** BEGIN Data entries **

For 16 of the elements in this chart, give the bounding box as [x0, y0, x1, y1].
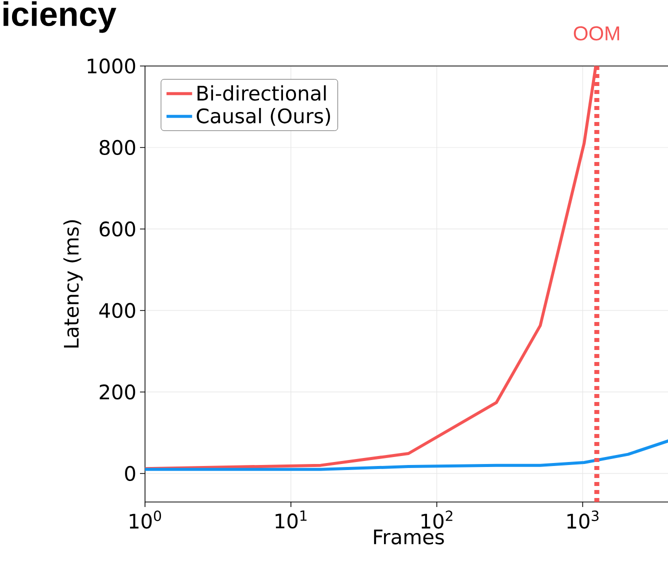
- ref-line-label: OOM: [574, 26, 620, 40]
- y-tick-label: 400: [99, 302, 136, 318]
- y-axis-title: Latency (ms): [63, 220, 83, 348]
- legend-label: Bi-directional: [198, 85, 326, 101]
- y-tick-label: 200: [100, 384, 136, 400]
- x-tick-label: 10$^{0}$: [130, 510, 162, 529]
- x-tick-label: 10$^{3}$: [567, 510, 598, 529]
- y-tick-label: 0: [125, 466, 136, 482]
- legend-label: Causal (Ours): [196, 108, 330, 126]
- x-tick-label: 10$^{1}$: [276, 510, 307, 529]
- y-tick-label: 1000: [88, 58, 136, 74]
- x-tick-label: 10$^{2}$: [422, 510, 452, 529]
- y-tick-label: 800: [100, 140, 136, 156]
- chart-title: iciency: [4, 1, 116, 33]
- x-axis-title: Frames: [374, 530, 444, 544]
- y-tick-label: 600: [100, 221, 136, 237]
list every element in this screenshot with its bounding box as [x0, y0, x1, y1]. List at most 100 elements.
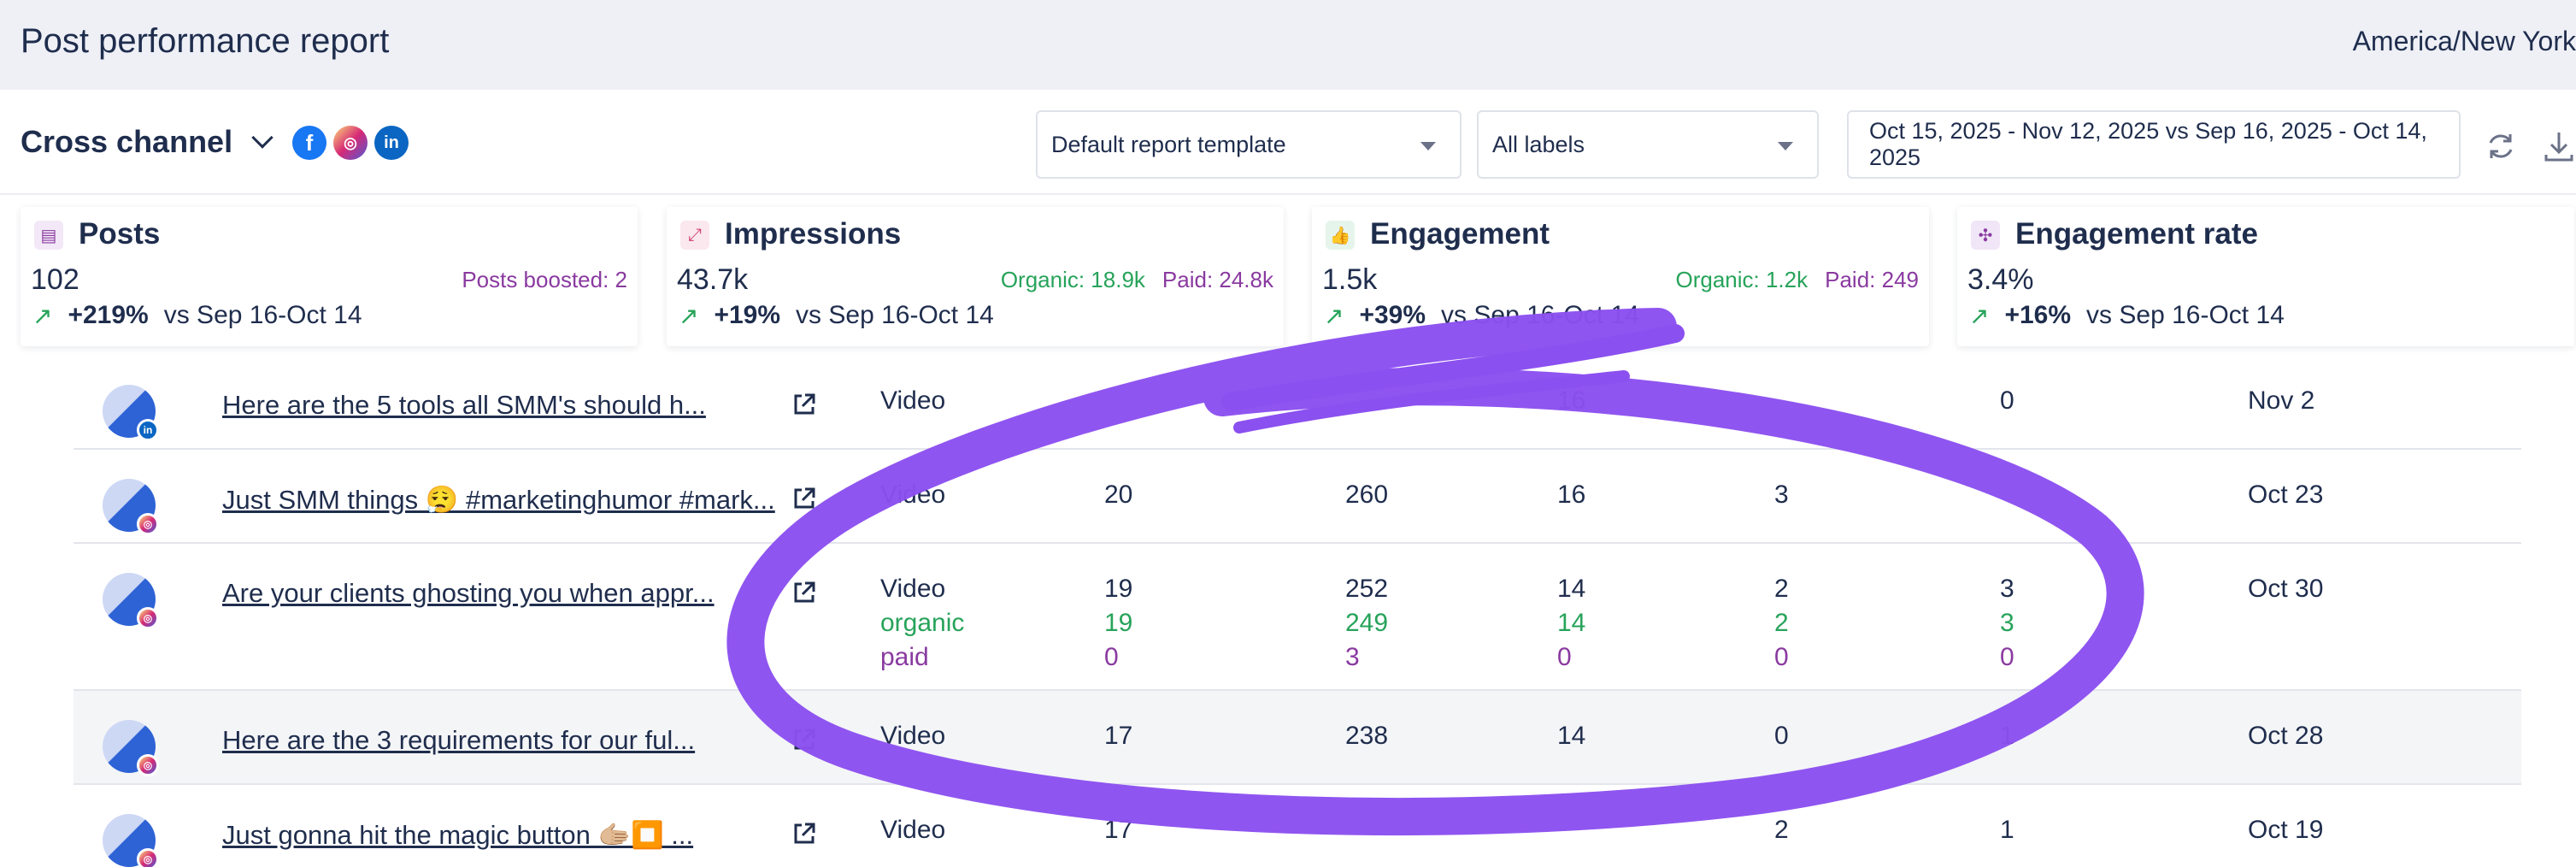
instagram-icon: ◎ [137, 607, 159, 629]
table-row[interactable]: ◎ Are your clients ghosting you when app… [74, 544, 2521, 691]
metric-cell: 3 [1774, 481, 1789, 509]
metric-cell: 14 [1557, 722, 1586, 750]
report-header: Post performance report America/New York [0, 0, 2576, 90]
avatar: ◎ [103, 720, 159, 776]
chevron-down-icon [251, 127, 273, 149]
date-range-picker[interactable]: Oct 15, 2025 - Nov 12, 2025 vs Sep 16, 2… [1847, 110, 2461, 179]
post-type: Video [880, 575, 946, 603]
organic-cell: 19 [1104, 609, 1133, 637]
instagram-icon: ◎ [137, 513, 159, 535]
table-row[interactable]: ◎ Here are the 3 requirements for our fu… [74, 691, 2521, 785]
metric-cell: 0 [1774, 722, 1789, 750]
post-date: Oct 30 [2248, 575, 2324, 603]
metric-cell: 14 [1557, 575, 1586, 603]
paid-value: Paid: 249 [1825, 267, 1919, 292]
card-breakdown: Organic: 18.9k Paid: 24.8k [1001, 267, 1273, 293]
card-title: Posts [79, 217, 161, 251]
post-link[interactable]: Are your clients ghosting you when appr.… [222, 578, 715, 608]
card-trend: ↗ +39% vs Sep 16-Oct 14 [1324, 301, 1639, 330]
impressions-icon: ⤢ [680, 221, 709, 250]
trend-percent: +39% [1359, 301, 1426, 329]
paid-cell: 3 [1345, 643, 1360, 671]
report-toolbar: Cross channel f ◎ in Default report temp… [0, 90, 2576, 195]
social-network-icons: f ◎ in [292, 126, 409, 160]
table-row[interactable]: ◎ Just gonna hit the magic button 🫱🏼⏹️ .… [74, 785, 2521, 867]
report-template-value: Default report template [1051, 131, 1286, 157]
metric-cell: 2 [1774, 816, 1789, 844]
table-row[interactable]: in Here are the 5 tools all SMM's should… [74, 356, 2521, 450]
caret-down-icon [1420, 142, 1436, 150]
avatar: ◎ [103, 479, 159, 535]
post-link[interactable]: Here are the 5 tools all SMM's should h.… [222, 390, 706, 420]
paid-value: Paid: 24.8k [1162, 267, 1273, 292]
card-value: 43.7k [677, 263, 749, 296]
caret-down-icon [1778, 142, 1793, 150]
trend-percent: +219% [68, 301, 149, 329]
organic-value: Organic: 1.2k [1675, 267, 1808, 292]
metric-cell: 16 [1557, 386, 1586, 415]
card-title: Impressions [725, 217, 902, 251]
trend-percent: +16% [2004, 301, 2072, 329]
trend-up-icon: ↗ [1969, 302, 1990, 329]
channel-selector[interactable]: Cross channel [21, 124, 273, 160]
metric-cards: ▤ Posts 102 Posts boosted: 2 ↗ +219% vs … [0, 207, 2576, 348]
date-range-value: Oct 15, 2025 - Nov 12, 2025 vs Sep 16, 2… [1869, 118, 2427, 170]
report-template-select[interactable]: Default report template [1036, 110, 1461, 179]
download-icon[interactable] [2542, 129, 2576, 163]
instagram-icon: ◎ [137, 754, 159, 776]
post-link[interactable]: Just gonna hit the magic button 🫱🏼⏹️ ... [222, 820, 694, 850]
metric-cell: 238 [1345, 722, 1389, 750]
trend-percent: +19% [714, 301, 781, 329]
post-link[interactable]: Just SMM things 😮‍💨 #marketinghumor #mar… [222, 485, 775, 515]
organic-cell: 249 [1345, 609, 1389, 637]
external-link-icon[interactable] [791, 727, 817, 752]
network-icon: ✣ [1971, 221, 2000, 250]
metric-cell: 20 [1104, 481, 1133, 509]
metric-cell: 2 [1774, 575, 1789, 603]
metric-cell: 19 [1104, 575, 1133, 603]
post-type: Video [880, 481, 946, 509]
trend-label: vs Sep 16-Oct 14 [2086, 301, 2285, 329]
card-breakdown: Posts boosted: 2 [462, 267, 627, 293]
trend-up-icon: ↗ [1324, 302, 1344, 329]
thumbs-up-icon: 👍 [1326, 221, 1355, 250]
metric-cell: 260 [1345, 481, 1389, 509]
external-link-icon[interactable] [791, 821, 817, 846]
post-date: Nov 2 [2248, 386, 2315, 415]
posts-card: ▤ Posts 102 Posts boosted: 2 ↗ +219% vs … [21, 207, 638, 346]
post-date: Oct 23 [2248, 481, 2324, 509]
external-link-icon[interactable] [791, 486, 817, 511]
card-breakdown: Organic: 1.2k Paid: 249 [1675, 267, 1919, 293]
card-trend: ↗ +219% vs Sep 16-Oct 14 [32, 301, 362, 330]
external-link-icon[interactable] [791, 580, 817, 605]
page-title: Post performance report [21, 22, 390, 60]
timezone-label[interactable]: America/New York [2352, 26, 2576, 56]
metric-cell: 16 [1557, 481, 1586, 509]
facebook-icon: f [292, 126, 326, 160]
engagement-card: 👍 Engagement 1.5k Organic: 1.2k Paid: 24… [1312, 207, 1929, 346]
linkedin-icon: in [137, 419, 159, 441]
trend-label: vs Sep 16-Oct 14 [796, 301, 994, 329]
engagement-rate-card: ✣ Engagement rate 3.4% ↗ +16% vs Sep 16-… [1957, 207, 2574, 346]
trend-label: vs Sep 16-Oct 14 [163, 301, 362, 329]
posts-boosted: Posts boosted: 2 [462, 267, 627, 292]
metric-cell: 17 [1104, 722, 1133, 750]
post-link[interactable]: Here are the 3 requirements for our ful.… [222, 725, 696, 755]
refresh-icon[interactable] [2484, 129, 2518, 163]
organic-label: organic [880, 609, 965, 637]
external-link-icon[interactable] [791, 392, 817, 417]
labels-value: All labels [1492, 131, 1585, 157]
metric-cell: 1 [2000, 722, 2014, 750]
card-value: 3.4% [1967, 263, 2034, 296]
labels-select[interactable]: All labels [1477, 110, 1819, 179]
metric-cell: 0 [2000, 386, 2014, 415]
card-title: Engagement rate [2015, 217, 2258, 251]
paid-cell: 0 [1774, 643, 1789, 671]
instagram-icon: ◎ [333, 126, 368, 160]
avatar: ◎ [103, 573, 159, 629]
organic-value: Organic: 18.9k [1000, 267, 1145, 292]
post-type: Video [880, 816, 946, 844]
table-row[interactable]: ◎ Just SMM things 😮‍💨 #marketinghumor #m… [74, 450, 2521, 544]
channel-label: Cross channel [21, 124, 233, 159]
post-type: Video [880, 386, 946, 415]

** END Data entries **
** BEGIN Data entries **

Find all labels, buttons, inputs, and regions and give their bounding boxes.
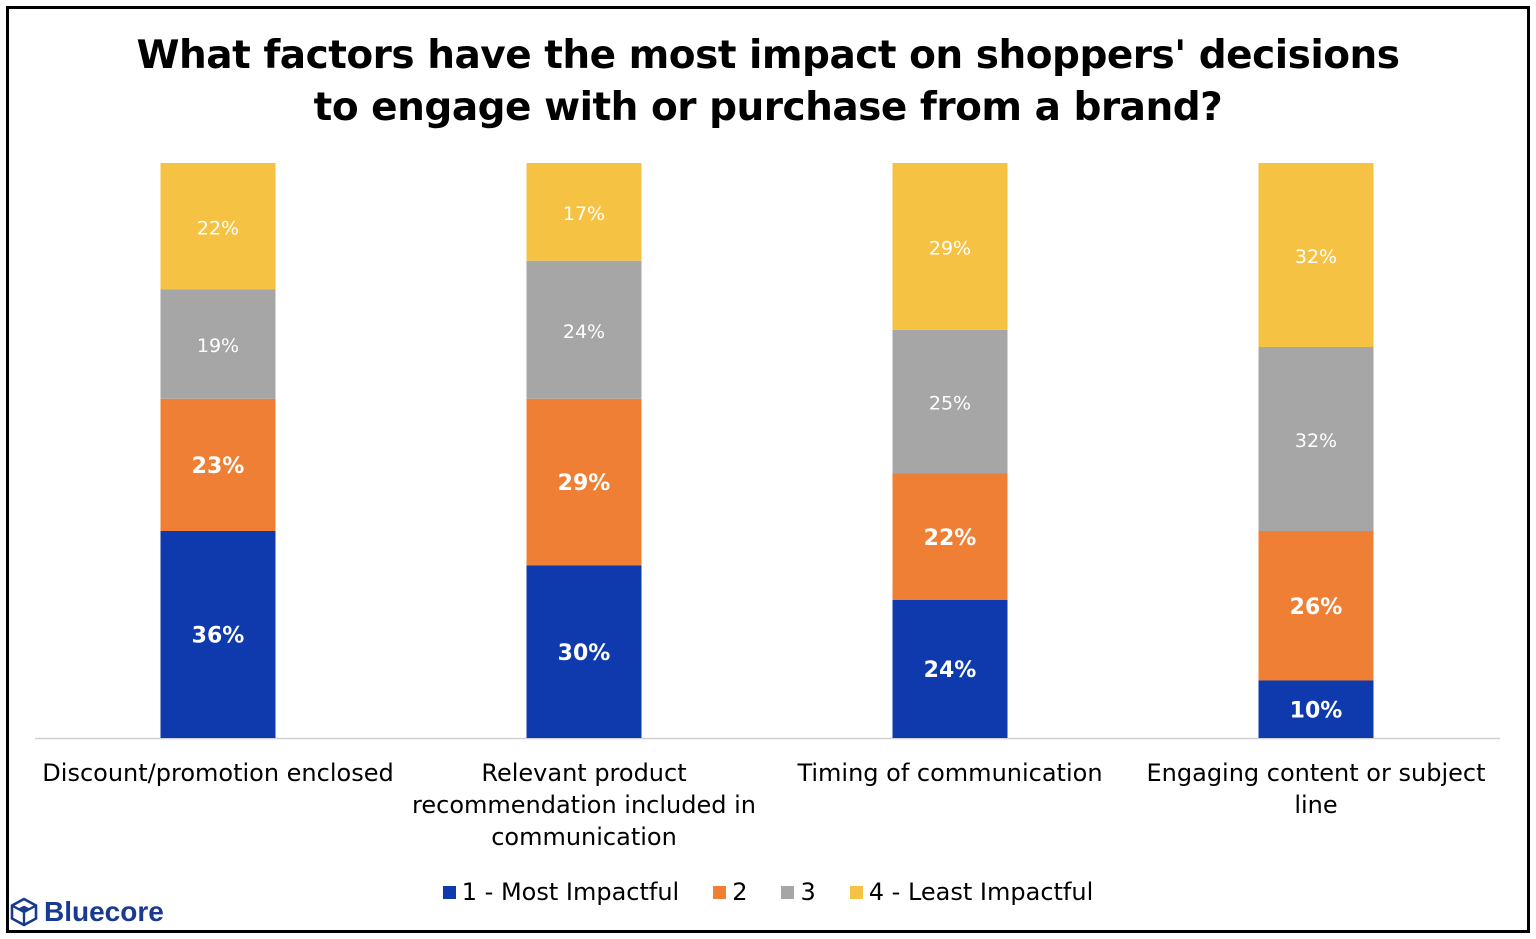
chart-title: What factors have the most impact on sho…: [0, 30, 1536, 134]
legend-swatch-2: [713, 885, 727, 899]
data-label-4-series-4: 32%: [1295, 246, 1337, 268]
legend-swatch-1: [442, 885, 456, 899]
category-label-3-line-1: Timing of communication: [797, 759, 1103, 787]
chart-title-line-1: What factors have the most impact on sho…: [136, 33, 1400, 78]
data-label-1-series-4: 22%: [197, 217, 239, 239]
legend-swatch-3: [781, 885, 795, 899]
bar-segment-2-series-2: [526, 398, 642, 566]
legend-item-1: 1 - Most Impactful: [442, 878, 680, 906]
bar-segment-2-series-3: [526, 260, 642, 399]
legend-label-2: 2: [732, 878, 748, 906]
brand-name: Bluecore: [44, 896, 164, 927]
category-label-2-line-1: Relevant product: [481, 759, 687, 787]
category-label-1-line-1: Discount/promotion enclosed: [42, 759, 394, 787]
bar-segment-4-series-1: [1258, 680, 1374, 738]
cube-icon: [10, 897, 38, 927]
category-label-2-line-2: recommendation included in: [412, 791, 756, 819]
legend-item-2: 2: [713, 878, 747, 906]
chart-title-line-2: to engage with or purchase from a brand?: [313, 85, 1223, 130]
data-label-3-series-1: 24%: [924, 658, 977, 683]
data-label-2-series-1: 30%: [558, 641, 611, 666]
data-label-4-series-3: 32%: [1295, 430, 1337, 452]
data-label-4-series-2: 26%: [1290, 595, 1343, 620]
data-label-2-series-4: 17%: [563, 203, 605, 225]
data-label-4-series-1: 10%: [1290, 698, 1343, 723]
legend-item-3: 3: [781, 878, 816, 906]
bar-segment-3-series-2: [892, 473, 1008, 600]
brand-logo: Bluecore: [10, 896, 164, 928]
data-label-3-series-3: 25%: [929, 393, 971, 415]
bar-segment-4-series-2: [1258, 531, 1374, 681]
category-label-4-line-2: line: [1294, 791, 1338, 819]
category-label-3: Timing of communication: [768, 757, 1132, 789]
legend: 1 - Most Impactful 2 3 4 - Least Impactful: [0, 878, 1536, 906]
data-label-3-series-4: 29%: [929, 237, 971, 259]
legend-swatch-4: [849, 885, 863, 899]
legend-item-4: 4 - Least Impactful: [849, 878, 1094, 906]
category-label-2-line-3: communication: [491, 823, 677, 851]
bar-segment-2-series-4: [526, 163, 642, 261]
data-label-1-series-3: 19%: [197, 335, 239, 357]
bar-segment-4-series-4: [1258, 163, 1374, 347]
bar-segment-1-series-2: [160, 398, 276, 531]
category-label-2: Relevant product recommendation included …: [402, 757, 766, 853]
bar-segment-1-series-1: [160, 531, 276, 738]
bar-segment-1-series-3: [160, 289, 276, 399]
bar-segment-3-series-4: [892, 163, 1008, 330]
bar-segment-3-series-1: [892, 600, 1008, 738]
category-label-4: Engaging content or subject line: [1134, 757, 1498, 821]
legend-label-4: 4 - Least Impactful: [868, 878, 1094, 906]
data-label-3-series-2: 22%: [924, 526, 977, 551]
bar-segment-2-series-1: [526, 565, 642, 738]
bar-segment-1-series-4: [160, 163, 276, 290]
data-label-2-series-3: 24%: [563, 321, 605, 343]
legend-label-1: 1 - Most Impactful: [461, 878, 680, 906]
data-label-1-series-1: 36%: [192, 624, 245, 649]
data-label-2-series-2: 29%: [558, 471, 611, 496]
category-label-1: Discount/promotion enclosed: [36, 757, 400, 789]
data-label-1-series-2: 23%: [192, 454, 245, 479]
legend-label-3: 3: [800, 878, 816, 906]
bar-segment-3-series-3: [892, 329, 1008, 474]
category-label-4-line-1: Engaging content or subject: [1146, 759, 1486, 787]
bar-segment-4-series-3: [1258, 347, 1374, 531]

** END Data entries **

** Work to do **
Please reproduce the entries starting at the line containing "instagram-icon: ◎ [137, 607, 159, 629]" and ending at the line containing "metric-cell: 0 [1774, 722, 1789, 750]", both included.

** Task output **
instagram-icon: ◎ [137, 607, 159, 629]
table-row[interactable]: ◎ Are your clients ghosting you when app… [74, 544, 2521, 691]
metric-cell: 3 [1774, 481, 1789, 509]
metric-cell: 14 [1557, 722, 1586, 750]
report-header: Post performance report America/New York [0, 0, 2576, 90]
avatar: ◎ [103, 720, 159, 776]
chevron-down-icon [251, 127, 273, 149]
date-range-picker[interactable]: Oct 15, 2025 - Nov 12, 2025 vs Sep 16, 2… [1847, 110, 2461, 179]
post-type: Video [880, 575, 946, 603]
organic-cell: 19 [1104, 609, 1133, 637]
instagram-icon: ◎ [137, 513, 159, 535]
table-row[interactable]: ◎ Here are the 3 requirements for our fu… [74, 691, 2521, 785]
metric-cell: 0 [1774, 722, 1789, 750]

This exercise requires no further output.